Request
Which lines below hold the word "face"? Copy all of them.

[Dataset records]
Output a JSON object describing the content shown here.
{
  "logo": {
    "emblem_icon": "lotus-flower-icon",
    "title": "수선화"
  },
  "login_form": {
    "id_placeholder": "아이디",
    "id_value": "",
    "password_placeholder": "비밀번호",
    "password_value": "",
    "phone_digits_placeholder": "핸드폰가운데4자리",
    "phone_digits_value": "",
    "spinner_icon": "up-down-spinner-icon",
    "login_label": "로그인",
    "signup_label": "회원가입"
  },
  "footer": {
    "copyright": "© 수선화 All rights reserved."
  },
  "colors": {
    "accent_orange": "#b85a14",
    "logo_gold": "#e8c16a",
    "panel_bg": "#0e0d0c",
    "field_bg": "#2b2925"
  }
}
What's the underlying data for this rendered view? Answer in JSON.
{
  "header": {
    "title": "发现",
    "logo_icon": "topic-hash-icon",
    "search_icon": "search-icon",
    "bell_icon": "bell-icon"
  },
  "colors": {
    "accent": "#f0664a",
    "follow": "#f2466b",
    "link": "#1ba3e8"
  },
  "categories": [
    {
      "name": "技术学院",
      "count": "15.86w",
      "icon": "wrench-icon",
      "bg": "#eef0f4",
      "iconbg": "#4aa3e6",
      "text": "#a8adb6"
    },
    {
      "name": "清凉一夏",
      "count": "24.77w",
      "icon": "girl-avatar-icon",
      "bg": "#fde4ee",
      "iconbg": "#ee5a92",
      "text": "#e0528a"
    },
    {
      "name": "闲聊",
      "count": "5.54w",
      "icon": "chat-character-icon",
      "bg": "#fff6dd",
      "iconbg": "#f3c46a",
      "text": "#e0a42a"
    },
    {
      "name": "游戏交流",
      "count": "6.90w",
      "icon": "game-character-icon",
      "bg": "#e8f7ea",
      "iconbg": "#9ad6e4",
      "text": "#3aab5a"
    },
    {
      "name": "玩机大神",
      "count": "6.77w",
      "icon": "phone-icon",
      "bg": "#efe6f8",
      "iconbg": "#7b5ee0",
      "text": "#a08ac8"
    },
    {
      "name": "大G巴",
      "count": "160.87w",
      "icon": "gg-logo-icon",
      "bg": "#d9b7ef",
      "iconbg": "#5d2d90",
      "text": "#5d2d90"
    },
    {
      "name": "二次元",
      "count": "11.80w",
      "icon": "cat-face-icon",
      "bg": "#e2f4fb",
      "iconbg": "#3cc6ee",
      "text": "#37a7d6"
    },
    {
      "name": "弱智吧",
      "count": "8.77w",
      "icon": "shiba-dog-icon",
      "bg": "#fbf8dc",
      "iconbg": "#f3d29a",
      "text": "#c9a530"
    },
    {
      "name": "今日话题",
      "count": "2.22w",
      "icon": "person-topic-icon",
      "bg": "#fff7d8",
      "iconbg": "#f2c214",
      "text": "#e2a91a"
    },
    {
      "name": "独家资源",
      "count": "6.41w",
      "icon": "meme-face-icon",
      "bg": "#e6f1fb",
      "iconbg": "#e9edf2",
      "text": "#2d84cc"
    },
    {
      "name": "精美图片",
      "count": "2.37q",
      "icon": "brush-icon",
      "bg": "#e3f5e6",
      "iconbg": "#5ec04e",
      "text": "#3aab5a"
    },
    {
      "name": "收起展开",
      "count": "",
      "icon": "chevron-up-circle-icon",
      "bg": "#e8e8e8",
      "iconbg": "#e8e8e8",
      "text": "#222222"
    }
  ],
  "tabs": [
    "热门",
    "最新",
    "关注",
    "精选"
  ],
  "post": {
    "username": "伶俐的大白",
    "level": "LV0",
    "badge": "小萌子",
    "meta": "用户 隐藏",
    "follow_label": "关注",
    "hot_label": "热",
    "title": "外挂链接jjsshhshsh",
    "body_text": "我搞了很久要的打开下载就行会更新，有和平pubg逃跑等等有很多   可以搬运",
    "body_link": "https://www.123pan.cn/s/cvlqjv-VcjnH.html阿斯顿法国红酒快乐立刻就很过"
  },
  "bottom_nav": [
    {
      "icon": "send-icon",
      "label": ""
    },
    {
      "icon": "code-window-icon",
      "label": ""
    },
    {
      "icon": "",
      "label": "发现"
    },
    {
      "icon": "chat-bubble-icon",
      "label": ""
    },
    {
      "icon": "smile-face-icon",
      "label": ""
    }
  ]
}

Task answer
      "icon": "cat-face-icon",
      "icon": "meme-face-icon",
      "icon": "smile-face-icon",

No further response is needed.